§ TO DO: From the listing below, extract every line containing "content".

-- start of LISTING --

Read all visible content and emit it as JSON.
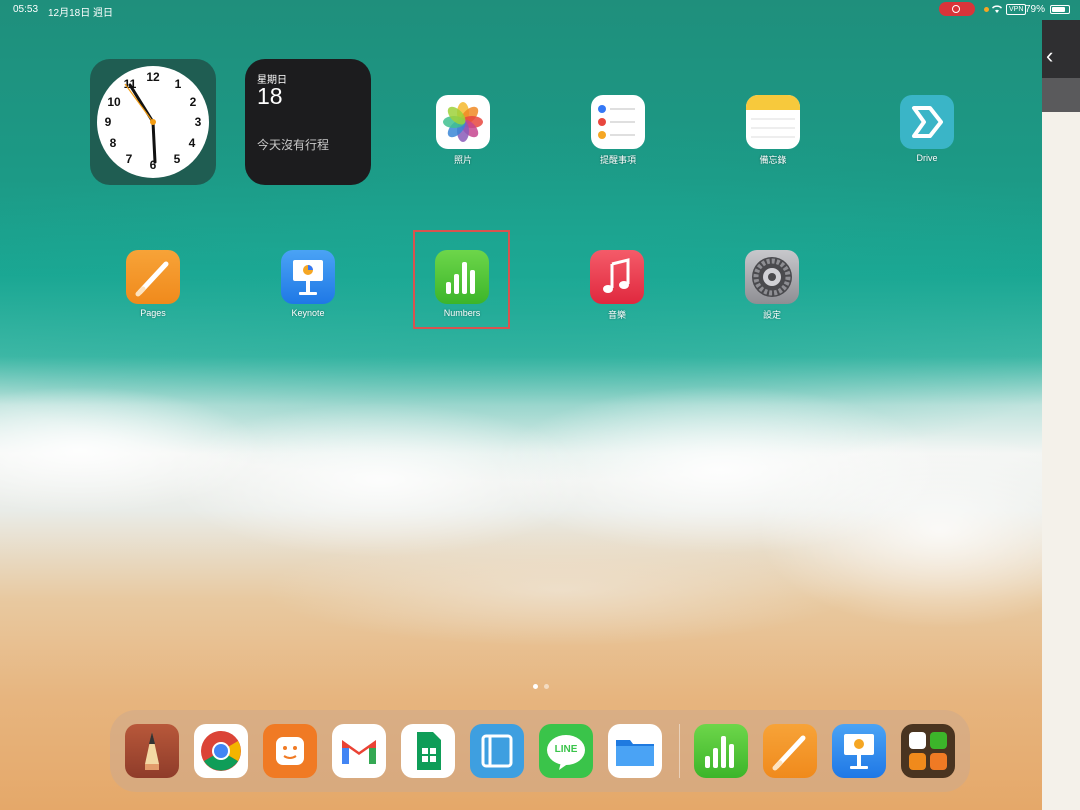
{
  "status_bar": {
    "time": "05:53",
    "date": "12月18日 週日",
    "vpn": "VPN",
    "battery": "79%"
  },
  "widgets": {
    "calendar": {
      "weekday": "星期日",
      "day": "18",
      "no_events": "今天沒有行程"
    },
    "clock": {
      "numbers": [
        "12",
        "1",
        "2",
        "3",
        "4",
        "5",
        "6",
        "7",
        "8",
        "9",
        "10",
        "11"
      ]
    }
  },
  "apps": {
    "photos": "照片",
    "reminders": "提醒事項",
    "notes": "備忘錄",
    "drive": "Drive",
    "pages": "Pages",
    "keynote": "Keynote",
    "numbers": "Numbers",
    "music": "音樂",
    "settings": "設定"
  },
  "dock": {
    "apps": [
      "pencil-planner-icon",
      "chrome-icon",
      "power-app-icon",
      "gmail-icon",
      "google-sheets-icon",
      "wallet-book-icon",
      "line-icon",
      "files-icon",
      "numbers-icon",
      "pages-icon",
      "keynote-icon",
      "app-library-icon"
    ],
    "line_text": "LINE"
  },
  "colors": {
    "highlight": "#d9534f",
    "record": "#d9343a",
    "calendar_bg": "#1c1c1e"
  }
}
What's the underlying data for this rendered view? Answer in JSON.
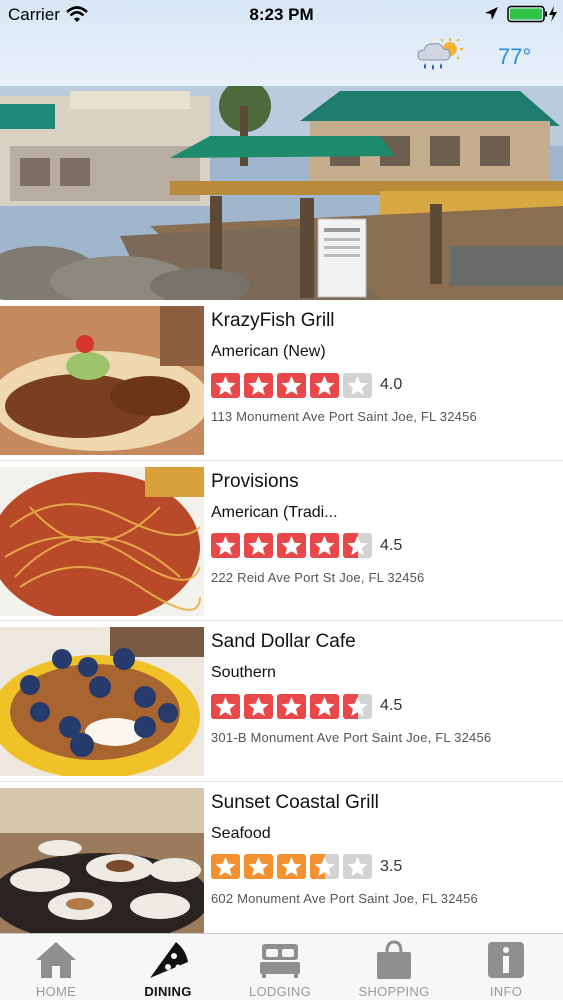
{
  "status_bar": {
    "carrier": "Carrier",
    "time": "8:23 PM"
  },
  "header": {
    "temperature": "77°",
    "weather_icon": "rain-sun-icon"
  },
  "colors": {
    "star_red": "#e8484a",
    "star_orange": "#f3902f",
    "star_empty": "#d3d3d3",
    "temp_blue": "#2b8ee0"
  },
  "restaurants": [
    {
      "name": "KrazyFish Grill",
      "category": "American (New)",
      "rating": 4.0,
      "rating_text": "4.0",
      "address": "113 Monument Ave Port Saint Joe, FL 32456",
      "star_color": "#e8484a"
    },
    {
      "name": "Provisions",
      "category": "American (Tradi...",
      "rating": 4.5,
      "rating_text": "4.5",
      "address": "222 Reid Ave Port St Joe, FL 32456",
      "star_color": "#e8484a"
    },
    {
      "name": "Sand Dollar Cafe",
      "category": "Southern",
      "rating": 4.5,
      "rating_text": "4.5",
      "address": "301-B Monument Ave Port Saint Joe, FL 32456",
      "star_color": "#e8484a"
    },
    {
      "name": "Sunset Coastal Grill",
      "category": "Seafood",
      "rating": 3.5,
      "rating_text": "3.5",
      "address": "602 Monument Ave Port Saint Joe, FL 32456",
      "star_color": "#f3902f"
    }
  ],
  "tabs": [
    {
      "label": "HOME",
      "icon": "home-icon",
      "active": false
    },
    {
      "label": "DINING",
      "icon": "pizza-icon",
      "active": true
    },
    {
      "label": "LODGING",
      "icon": "bed-icon",
      "active": false
    },
    {
      "label": "SHOPPING",
      "icon": "shopping-bag-icon",
      "active": false
    },
    {
      "label": "INFO",
      "icon": "info-icon",
      "active": false
    }
  ]
}
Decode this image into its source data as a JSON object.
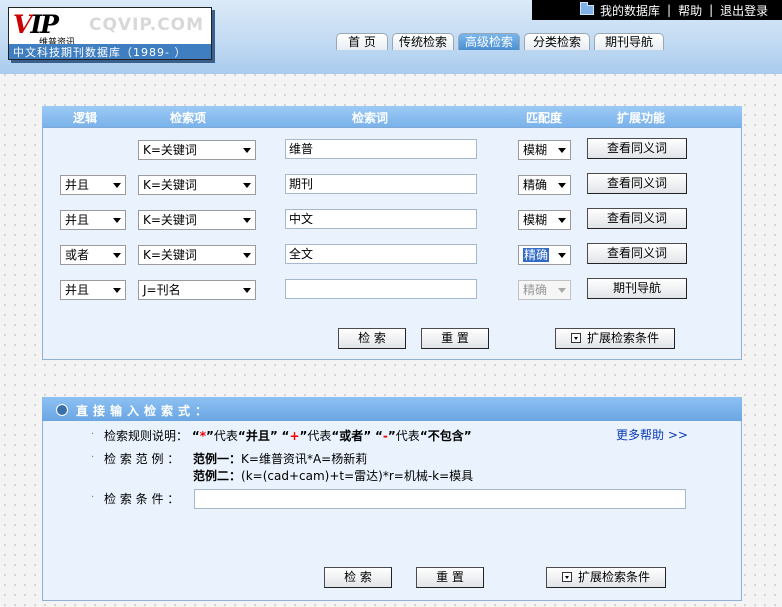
{
  "header": {
    "top_links": [
      "我的数据库",
      "帮助",
      "退出登录"
    ],
    "logo": {
      "mark": "VIP",
      "brand_cn": "维普资讯",
      "brand_url": "CQVIP.COM",
      "subtitle": "中文科技期刊数据库（1989- ）"
    },
    "tabs": [
      {
        "label": "首 页",
        "active": false
      },
      {
        "label": "传统检索",
        "active": false
      },
      {
        "label": "高级检索",
        "active": true
      },
      {
        "label": "分类检索",
        "active": false
      },
      {
        "label": "期刊导航",
        "active": false
      }
    ]
  },
  "advanced": {
    "columns": [
      "逻辑",
      "检索项",
      "检索词",
      "匹配度",
      "扩展功能"
    ],
    "rows": [
      {
        "logic": "",
        "field": "K=关键词",
        "term": "维普",
        "match": "模糊",
        "match_disabled": false,
        "action": "查看同义词"
      },
      {
        "logic": "并且",
        "field": "K=关键词",
        "term": "期刊",
        "match": "精确",
        "match_disabled": false,
        "action": "查看同义词"
      },
      {
        "logic": "并且",
        "field": "K=关键词",
        "term": "中文",
        "match": "模糊",
        "match_disabled": false,
        "action": "查看同义词"
      },
      {
        "logic": "或者",
        "field": "K=关键词",
        "term": "全文",
        "match": "精确",
        "match_disabled": false,
        "match_highlighted": true,
        "action": "查看同义词"
      },
      {
        "logic": "并且",
        "field": "J=刊名",
        "term": "",
        "match": "精确",
        "match_disabled": true,
        "action": "期刊导航"
      }
    ],
    "search_button": "检 索",
    "reset_button": "重 置",
    "expand_button": "扩展检索条件"
  },
  "direct": {
    "title": "直接输入检索式：",
    "rules_label": "检索规则说明：",
    "rules": {
      "q_open": "“",
      "q_close": "”",
      "op1": "*",
      "op1_meaning": "并且",
      "op2": "+",
      "op2_meaning": "或者",
      "op3": "-",
      "op3_meaning": "不包含",
      "stands_for": "代表"
    },
    "more_help": "更多帮助 >>",
    "examples_label": "检 索 范 例 ：",
    "example1_label": "范例一：",
    "example1_text": "K=维普资讯*A=杨新莉",
    "example2_label": "范例二：",
    "example2_text": "(k=(cad+cam)+t=雷达)*r=机械-k=模具",
    "condition_label": "检 索 条 件 ：",
    "condition_value": "",
    "search_button": "检 索",
    "reset_button": "重 置",
    "expand_button": "扩展检索条件"
  }
}
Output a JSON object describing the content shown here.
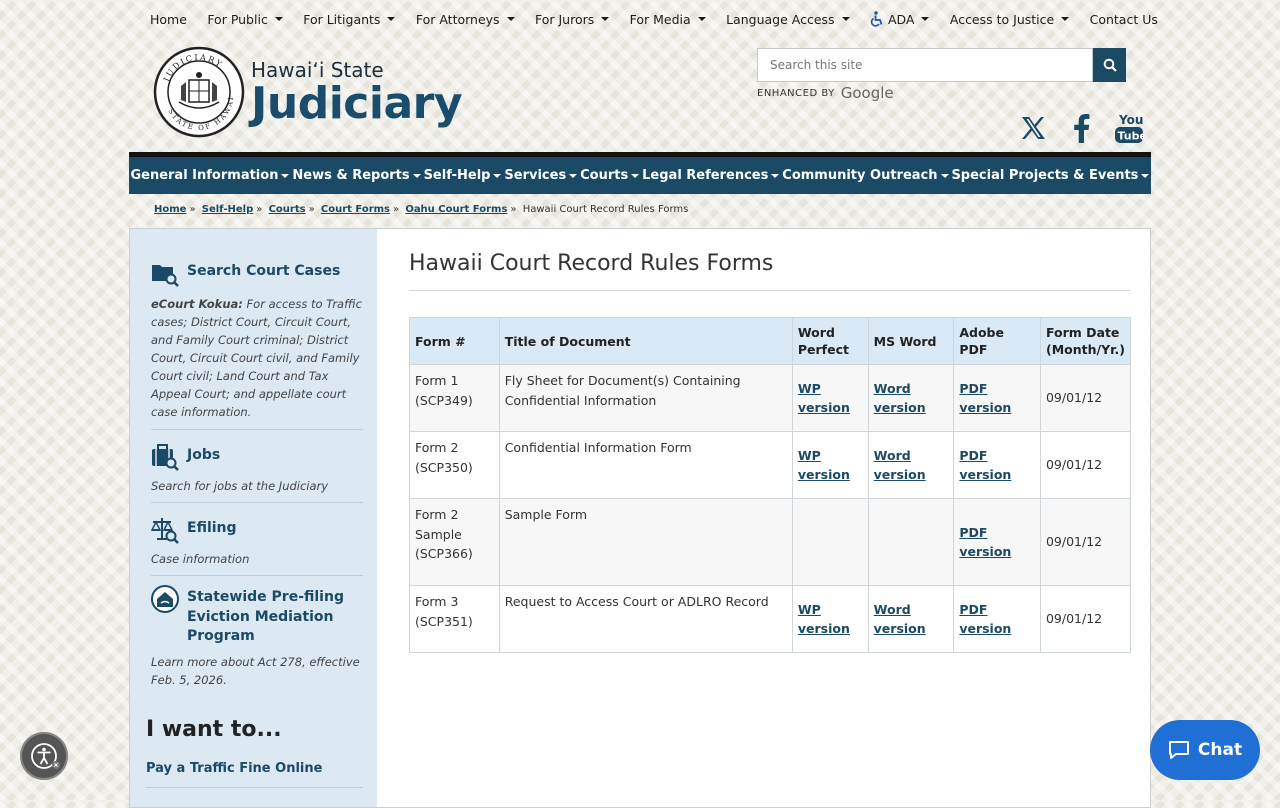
{
  "topnav": [
    {
      "label": "Home",
      "dropdown": false
    },
    {
      "label": "For Public",
      "dropdown": true
    },
    {
      "label": "For Litigants",
      "dropdown": true
    },
    {
      "label": "For Attorneys",
      "dropdown": true
    },
    {
      "label": "For Jurors",
      "dropdown": true
    },
    {
      "label": "For Media",
      "dropdown": true
    },
    {
      "label": "Language Access",
      "dropdown": true
    },
    {
      "label": "ADA",
      "dropdown": true
    },
    {
      "label": "Access to Justice",
      "dropdown": true
    },
    {
      "label": "Contact Us",
      "dropdown": false
    }
  ],
  "logo": {
    "line1": "Hawaiʻi State",
    "line2": "Judiciary",
    "seal_top": "JUDICIARY",
    "seal_bottom": "STATE OF HAWAII"
  },
  "search": {
    "placeholder": "Search this site",
    "enhanced": "ENHANCED BY",
    "google": "Google"
  },
  "social": [
    "x-icon",
    "facebook-icon",
    "youtube-icon"
  ],
  "mainnav": [
    "General Information",
    "News & Reports",
    "Self-Help",
    "Services",
    "Courts",
    "Legal References",
    "Community Outreach",
    "Special Projects & Events"
  ],
  "breadcrumb": {
    "links": [
      "Home",
      "Self-Help",
      "Courts",
      "Court Forms",
      "Oahu Court Forms"
    ],
    "current": "Hawaii Court Record Rules Forms",
    "separator": "»"
  },
  "sidebar": {
    "search_cases": {
      "title": "Search Court Cases",
      "desc_bold": "eCourt Kokua:",
      "desc": " For access to Traffic cases; District Court, Circuit Court, and Family Court criminal; District Court, Circuit Court civil, and Family Court civil; Land Court and Tax Appeal Court; and appellate court case information."
    },
    "jobs": {
      "title": "Jobs",
      "desc": "Search for jobs at the Judiciary"
    },
    "efiling": {
      "title": "Efiling",
      "desc": "Case information"
    },
    "eviction": {
      "title": "Statewide Pre-filing Eviction Mediation Program",
      "desc": "Learn more about Act 278, effective Feb. 5, 2026."
    },
    "iwant": "I want to...",
    "pay": "Pay a Traffic Fine Online"
  },
  "page_title": "Hawaii Court Record Rules Forms",
  "table": {
    "headers": [
      "Form #",
      "Title of Document",
      "Word Perfect",
      "MS Word",
      "Adobe PDF",
      "Form Date (Month/Yr.)"
    ],
    "rows": [
      {
        "form": "Form 1 (SCP349)",
        "title": "Fly Sheet for Document(s) Containing Confidential Information",
        "wp": "WP version",
        "word": "Word version",
        "pdf": "PDF version",
        "date": "09/01/12"
      },
      {
        "form": "Form 2 (SCP350)",
        "title": "Confidential Information Form",
        "wp": "WP version",
        "word": "Word version",
        "pdf": "PDF version",
        "date": "09/01/12"
      },
      {
        "form": "Form 2 Sample (SCP366)",
        "title": "Sample Form",
        "wp": "",
        "word": "",
        "pdf": "PDF version",
        "date": "09/01/12"
      },
      {
        "form": "Form 3 (SCP351)",
        "title": "Request to Access Court or ADLRO Record",
        "wp": "WP version",
        "word": "Word version",
        "pdf": "PDF version",
        "date": "09/01/12"
      }
    ]
  },
  "chat": {
    "label": "Chat"
  },
  "colors": {
    "brand": "#1a4a66",
    "table_header": "#d9e9f5",
    "sidebar": "#dce8f2",
    "chat": "#1f6fd4"
  }
}
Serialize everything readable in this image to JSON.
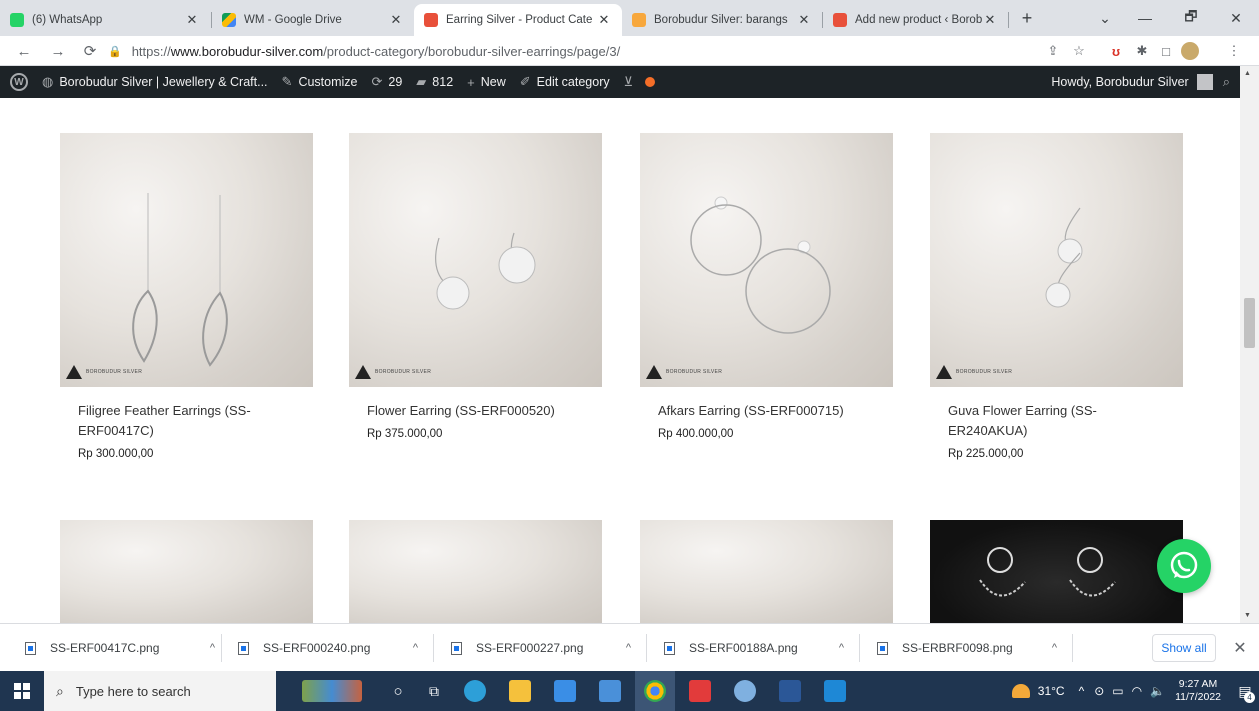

-- end of LISTING --

§ EXERCISE OUTPUT:
Read all visible content and emit it as JSON.
Output a JSON object describing the content shown here.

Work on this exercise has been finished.